**What is required**
Retype the complete listing exactly as it appears.

:::

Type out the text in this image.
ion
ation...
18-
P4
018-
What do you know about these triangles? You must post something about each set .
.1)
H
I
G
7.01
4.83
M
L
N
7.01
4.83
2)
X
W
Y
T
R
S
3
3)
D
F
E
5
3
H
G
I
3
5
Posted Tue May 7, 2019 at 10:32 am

:::

**Answer for this exercise**
Type out the text in this image.
ion
ation...
18-
P4
018-
What do you know about these triangles? You must post something about each set .
.1)
H
I
G
7.01
4.83
M
L
N
7.01
4.83
2)
X
W
Y
T
R
S
3
3)
D
F
E
5
3
H
G
I
3
5
Posted Tue May 7, 2019 at 10:32 am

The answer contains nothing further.